Operation Rebirth is kick-starting its mission to reeducate the black community on homosexuality and religion through an online grassroots’ campaign targeting black gay men and women who financially support homophobic churches. Operation Rebirth’s website includes reviews of gay-bashing sermons given by pastors throughout the country in an effort to heighten public awareness.
“The church historically has demonized sex and sexuality,” N’Gai noted. “They feel that sex is only permitted between a man and a wife when they are trying to procreate — and any deviation from that is perverted, is not of god, and needs to be done away with…. We need to reeducate the church about sex — [that] it’s a part of who we are as human beings and it is something that god created that should be celebrated…. The church has a role in teaching people how to use sexuality responsibly.”
Pastor Brenda Evans of Christ Chapel of North Park grew up in the Missionary Baptist Church of Gary, Indiana. The openly lesbian faith leader, whose congregation is open to all, said she came out in her early twenties and experienced none of the discrimination many gay and bisexual African-American men face within the black community. Nevertheless, she recognizes the bashing that goes on in many black churches and the tremendous power faith leaders wield in shaping attitudes in the black community.
“We grew up in the church learning about god and having faith and standing firm,” said Evans. “Even though there’s no money, you just pray and you know that god is going to come through for you. We grew up with those values…. It’s sad to me that, as much faith as we have, that there are those who are being rejected by the church because of ignorance of the Bible from those who are teaching it. I hate to put it that way, but we believe what we hear literally without having a historical background or any fact to it.”
A legacy of intolerance
Rev. Charles Lanier of Unity Fellowship of Christ Church in San Diego will celebrate his all-embracing church’s second year in November. Lanier’s congregation currently has about 25 members, and is helping feed the homeless twice a month in downtown San Diego.
“As opposed to religion, Unity is a spirituality,” Lanier explained. “We each have a personal relationship with the creator. We say that god is alive in the Jewish synagogue, in the Muslim mosque … and in the scripture — god is everywhere present and available.”

(Stored entries)
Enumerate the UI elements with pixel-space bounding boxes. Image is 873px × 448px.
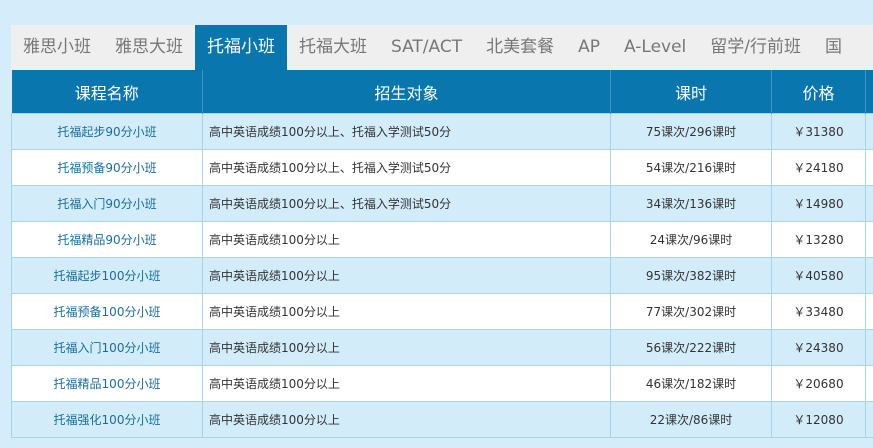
extra-cell xyxy=(865,329,873,366)
tab-ielts-large-class[interactable]: 雅思大班 xyxy=(103,25,195,70)
course-name-cell[interactable]: 托福入门90分小班 xyxy=(11,185,203,222)
price-cell: ￥14980 xyxy=(771,185,866,222)
price-cell: ￥24180 xyxy=(771,149,866,186)
target-cell: 高中英语成绩100分以上 xyxy=(202,401,611,438)
tab-truncated[interactable]: 国 xyxy=(813,25,854,70)
header-course-name: 课程名称 xyxy=(11,70,203,114)
extra-cell xyxy=(865,113,873,150)
price-cell: ￥40580 xyxy=(771,257,866,294)
hours-cell: 56课次/222课时 xyxy=(610,329,772,366)
hours-cell: 22课次/86课时 xyxy=(610,401,772,438)
extra-cell xyxy=(865,293,873,330)
table-row: 托福强化100分小班 高中英语成绩100分以上 22课次/86课时 ￥12080 xyxy=(11,401,873,438)
hours-cell: 75课次/296课时 xyxy=(610,113,772,150)
hours-cell: 77课次/302课时 xyxy=(610,293,772,330)
course-name-cell[interactable]: 托福预备100分小班 xyxy=(11,293,203,330)
extra-cell xyxy=(865,149,873,186)
price-cell: ￥13280 xyxy=(771,221,866,258)
course-tabs: 雅思小班 雅思大班 托福小班 托福大班 SAT/ACT 北美套餐 AP A-Le… xyxy=(11,25,873,70)
table-row: 托福起步100分小班 高中英语成绩100分以上 95课次/382课时 ￥4058… xyxy=(11,257,873,294)
price-cell: ￥20680 xyxy=(771,365,866,402)
course-name-cell[interactable]: 托福精品100分小班 xyxy=(11,365,203,402)
target-cell: 高中英语成绩100分以上 xyxy=(202,329,611,366)
tab-ielts-small-class[interactable]: 雅思小班 xyxy=(11,25,103,70)
tab-toefl-large-class[interactable]: 托福大班 xyxy=(287,25,379,70)
tab-toefl-small-class[interactable]: 托福小班 xyxy=(195,25,287,70)
table-row: 托福起步90分小班 高中英语成绩100分以上、托福入学测试50分 75课次/29… xyxy=(11,113,873,150)
extra-cell xyxy=(865,185,873,222)
target-cell: 高中英语成绩100分以上 xyxy=(202,365,611,402)
course-name-cell[interactable]: 托福精品90分小班 xyxy=(11,221,203,258)
header-target-students: 招生对象 xyxy=(202,70,611,114)
hours-cell: 54课次/216课时 xyxy=(610,149,772,186)
course-table: 课程名称 招生对象 课时 价格 托福起步90分小班 高中英语成绩100分以上、托… xyxy=(11,70,873,438)
table-row: 托福入门90分小班 高中英语成绩100分以上、托福入学测试50分 34课次/13… xyxy=(11,185,873,222)
price-cell: ￥31380 xyxy=(771,113,866,150)
table-header-row: 课程名称 招生对象 课时 价格 xyxy=(11,70,873,114)
hours-cell: 34课次/136课时 xyxy=(610,185,772,222)
table-row: 托福精品90分小班 高中英语成绩100分以上 24课次/96课时 ￥13280 xyxy=(11,221,873,258)
tab-sat-act[interactable]: SAT/ACT xyxy=(379,25,474,70)
tab-north-america-package[interactable]: 北美套餐 xyxy=(474,25,566,70)
price-cell: ￥12080 xyxy=(771,401,866,438)
hours-cell: 24课次/96课时 xyxy=(610,221,772,258)
course-name-cell[interactable]: 托福强化100分小班 xyxy=(11,401,203,438)
extra-cell xyxy=(865,257,873,294)
price-cell: ￥33480 xyxy=(771,293,866,330)
target-cell: 高中英语成绩100分以上 xyxy=(202,293,611,330)
header-class-hours: 课时 xyxy=(610,70,772,114)
course-name-cell[interactable]: 托福预备90分小班 xyxy=(11,149,203,186)
price-cell: ￥24380 xyxy=(771,329,866,366)
tab-study-abroad-pre-departure[interactable]: 留学/行前班 xyxy=(698,25,813,70)
target-cell: 高中英语成绩100分以上、托福入学测试50分 xyxy=(202,149,611,186)
course-name-cell[interactable]: 托福起步90分小班 xyxy=(11,113,203,150)
extra-cell xyxy=(865,221,873,258)
course-name-cell[interactable]: 托福入门100分小班 xyxy=(11,329,203,366)
target-cell: 高中英语成绩100分以上、托福入学测试50分 xyxy=(202,113,611,150)
extra-cell xyxy=(865,365,873,402)
header-price: 价格 xyxy=(771,70,866,114)
tab-ap[interactable]: AP xyxy=(566,25,612,70)
header-extra xyxy=(865,70,873,114)
table-row: 托福预备100分小班 高中英语成绩100分以上 77课次/302课时 ￥3348… xyxy=(11,293,873,330)
hours-cell: 46课次/182课时 xyxy=(610,365,772,402)
hours-cell: 95课次/382课时 xyxy=(610,257,772,294)
target-cell: 高中英语成绩100分以上、托福入学测试50分 xyxy=(202,185,611,222)
table-row: 托福入门100分小班 高中英语成绩100分以上 56课次/222课时 ￥2438… xyxy=(11,329,873,366)
table-row: 托福预备90分小班 高中英语成绩100分以上、托福入学测试50分 54课次/21… xyxy=(11,149,873,186)
course-name-cell[interactable]: 托福起步100分小班 xyxy=(11,257,203,294)
table-row: 托福精品100分小班 高中英语成绩100分以上 46课次/182课时 ￥2068… xyxy=(11,365,873,402)
tab-a-level[interactable]: A-Level xyxy=(612,25,698,70)
extra-cell xyxy=(865,401,873,438)
target-cell: 高中英语成绩100分以上 xyxy=(202,257,611,294)
target-cell: 高中英语成绩100分以上 xyxy=(202,221,611,258)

## YOUR TASK:
Set down, word for word, the portion of the Operation Rebirth article between "Pastor Brenda Evans" and "attitudes in the black community.", inclusive.

## FULL RESPONSE:
Pastor Brenda Evans of Christ Chapel of North Park grew up in the Missionary Baptist Church of Gary, Indiana. The openly lesbian faith leader, whose congregation is open to all, said she came out in her early twenties and experienced none of the discrimination many gay and bisexual African-American men face within the black community. Nevertheless, she recognizes the bashing that goes on in many black churches and the tremendous power faith leaders wield in shaping attitudes in the black community.